= Extracted entries =

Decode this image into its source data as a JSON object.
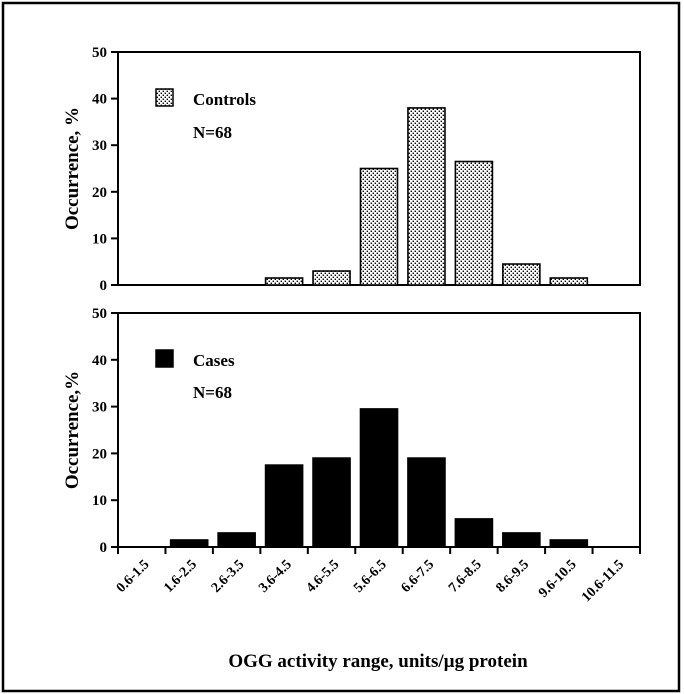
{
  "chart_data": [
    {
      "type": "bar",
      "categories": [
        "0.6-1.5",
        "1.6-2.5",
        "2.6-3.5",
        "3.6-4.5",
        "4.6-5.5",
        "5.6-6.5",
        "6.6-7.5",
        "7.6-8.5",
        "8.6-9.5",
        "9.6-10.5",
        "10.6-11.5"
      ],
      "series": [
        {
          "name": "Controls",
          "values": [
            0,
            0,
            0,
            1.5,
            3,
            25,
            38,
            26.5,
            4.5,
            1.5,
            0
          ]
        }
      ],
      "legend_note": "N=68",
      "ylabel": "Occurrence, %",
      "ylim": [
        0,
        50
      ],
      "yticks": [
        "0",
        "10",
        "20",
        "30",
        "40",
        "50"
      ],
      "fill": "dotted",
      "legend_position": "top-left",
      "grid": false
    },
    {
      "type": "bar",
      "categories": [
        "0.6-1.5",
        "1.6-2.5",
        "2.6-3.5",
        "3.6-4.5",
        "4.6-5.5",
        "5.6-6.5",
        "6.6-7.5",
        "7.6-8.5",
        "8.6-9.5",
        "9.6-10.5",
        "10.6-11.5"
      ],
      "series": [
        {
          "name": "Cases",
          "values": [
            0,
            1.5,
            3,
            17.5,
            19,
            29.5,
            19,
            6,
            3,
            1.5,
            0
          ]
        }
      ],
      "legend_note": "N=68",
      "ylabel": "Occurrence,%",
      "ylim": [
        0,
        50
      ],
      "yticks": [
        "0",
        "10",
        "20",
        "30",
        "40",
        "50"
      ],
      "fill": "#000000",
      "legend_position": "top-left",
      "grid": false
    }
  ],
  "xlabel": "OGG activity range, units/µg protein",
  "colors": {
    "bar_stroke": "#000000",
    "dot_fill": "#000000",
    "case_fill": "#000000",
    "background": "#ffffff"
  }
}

= Description of the task =
Please repeat each record above precisely, with the pictures left out.

= Response =
Decode this image into its source data as a JSON object.
{
  "chart_data": [
    {
      "type": "bar",
      "categories": [
        "0.6-1.5",
        "1.6-2.5",
        "2.6-3.5",
        "3.6-4.5",
        "4.6-5.5",
        "5.6-6.5",
        "6.6-7.5",
        "7.6-8.5",
        "8.6-9.5",
        "9.6-10.5",
        "10.6-11.5"
      ],
      "series": [
        {
          "name": "Controls",
          "values": [
            0,
            0,
            0,
            1.5,
            3,
            25,
            38,
            26.5,
            4.5,
            1.5,
            0
          ]
        }
      ],
      "legend_note": "N=68",
      "ylabel": "Occurrence, %",
      "ylim": [
        0,
        50
      ],
      "yticks": [
        "0",
        "10",
        "20",
        "30",
        "40",
        "50"
      ],
      "fill": "dotted",
      "legend_position": "top-left",
      "grid": false
    },
    {
      "type": "bar",
      "categories": [
        "0.6-1.5",
        "1.6-2.5",
        "2.6-3.5",
        "3.6-4.5",
        "4.6-5.5",
        "5.6-6.5",
        "6.6-7.5",
        "7.6-8.5",
        "8.6-9.5",
        "9.6-10.5",
        "10.6-11.5"
      ],
      "series": [
        {
          "name": "Cases",
          "values": [
            0,
            1.5,
            3,
            17.5,
            19,
            29.5,
            19,
            6,
            3,
            1.5,
            0
          ]
        }
      ],
      "legend_note": "N=68",
      "ylabel": "Occurrence,%",
      "ylim": [
        0,
        50
      ],
      "yticks": [
        "0",
        "10",
        "20",
        "30",
        "40",
        "50"
      ],
      "fill": "#000000",
      "legend_position": "top-left",
      "grid": false
    }
  ],
  "xlabel": "OGG activity range, units/µg protein",
  "colors": {
    "bar_stroke": "#000000",
    "dot_fill": "#000000",
    "case_fill": "#000000",
    "background": "#ffffff"
  }
}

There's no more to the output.